### What to work on:
Write out the material below exactly, beginning at the line that contains "OCR this image." and ending with its last line, both ends included; write nothing else.

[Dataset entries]
::::

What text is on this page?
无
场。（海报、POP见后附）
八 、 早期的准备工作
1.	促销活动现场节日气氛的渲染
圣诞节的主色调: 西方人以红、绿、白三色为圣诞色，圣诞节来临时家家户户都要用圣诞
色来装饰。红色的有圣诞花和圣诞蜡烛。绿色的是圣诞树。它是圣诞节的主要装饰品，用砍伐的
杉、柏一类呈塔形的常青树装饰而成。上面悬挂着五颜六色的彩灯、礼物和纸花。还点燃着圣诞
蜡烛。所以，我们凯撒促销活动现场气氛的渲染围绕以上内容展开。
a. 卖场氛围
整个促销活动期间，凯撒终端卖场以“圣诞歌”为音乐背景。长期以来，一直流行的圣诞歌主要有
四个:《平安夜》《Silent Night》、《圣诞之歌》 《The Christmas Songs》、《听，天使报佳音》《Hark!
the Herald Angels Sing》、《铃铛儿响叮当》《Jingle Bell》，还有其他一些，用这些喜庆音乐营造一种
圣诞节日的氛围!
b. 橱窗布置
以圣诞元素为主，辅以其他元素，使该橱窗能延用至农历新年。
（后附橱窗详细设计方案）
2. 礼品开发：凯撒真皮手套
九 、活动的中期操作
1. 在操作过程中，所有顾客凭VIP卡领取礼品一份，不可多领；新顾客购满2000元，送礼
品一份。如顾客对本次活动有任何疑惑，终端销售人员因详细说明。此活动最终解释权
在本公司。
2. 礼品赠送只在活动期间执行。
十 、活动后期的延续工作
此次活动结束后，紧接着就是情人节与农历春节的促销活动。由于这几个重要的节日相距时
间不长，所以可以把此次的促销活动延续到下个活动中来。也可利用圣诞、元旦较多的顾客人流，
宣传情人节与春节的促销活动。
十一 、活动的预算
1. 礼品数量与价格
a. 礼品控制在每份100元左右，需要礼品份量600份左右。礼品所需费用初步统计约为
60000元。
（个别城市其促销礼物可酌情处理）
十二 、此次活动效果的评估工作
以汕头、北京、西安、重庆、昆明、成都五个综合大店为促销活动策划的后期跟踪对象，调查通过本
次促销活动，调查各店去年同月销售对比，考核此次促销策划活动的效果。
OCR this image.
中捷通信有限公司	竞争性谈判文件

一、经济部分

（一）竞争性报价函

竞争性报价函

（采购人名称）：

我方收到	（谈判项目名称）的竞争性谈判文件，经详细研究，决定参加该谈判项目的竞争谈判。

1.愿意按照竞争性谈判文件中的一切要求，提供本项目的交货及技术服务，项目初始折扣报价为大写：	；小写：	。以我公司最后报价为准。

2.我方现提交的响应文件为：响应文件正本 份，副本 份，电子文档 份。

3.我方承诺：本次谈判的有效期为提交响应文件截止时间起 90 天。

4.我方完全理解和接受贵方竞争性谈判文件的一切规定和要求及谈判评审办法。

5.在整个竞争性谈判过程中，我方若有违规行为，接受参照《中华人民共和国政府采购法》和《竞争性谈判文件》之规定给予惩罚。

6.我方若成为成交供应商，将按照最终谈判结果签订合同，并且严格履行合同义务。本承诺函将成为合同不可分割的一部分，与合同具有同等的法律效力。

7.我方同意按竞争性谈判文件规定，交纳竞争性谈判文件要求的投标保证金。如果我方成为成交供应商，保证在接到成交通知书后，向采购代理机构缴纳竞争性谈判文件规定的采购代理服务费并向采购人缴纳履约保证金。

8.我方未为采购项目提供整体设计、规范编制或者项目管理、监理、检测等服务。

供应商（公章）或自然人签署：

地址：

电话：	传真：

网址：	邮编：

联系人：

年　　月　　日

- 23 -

::::

### Answer below:
OCR this image.
中捷通信有限公司	竞争性谈判文件

一、经济部分

（一）竞争性报价函

竞争性报价函

（采购人名称）：

我方收到	（谈判项目名称）的竞争性谈判文件，经详细研究，决定参加该谈判项目的竞争谈判。

1.愿意按照竞争性谈判文件中的一切要求，提供本项目的交货及技术服务，项目初始折扣报价为大写：	；小写：	。以我公司最后报价为准。

2.我方现提交的响应文件为：响应文件正本 份，副本 份，电子文档 份。

3.我方承诺：本次谈判的有效期为提交响应文件截止时间起 90 天。

4.我方完全理解和接受贵方竞争性谈判文件的一切规定和要求及谈判评审办法。

5.在整个竞争性谈判过程中，我方若有违规行为，接受参照《中华人民共和国政府采购法》和《竞争性谈判文件》之规定给予惩罚。

6.我方若成为成交供应商，将按照最终谈判结果签订合同，并且严格履行合同义务。本承诺函将成为合同不可分割的一部分，与合同具有同等的法律效力。

7.我方同意按竞争性谈判文件规定，交纳竞争性谈判文件要求的投标保证金。如果我方成为成交供应商，保证在接到成交通知书后，向采购代理机构缴纳竞争性谈判文件规定的采购代理服务费并向采购人缴纳履约保证金。

8.我方未为采购项目提供整体设计、规范编制或者项目管理、监理、检测等服务。

供应商（公章）或自然人签署：

地址：

电话：	传真：

网址：	邮编：

联系人：

年　　月　　日

- 23 -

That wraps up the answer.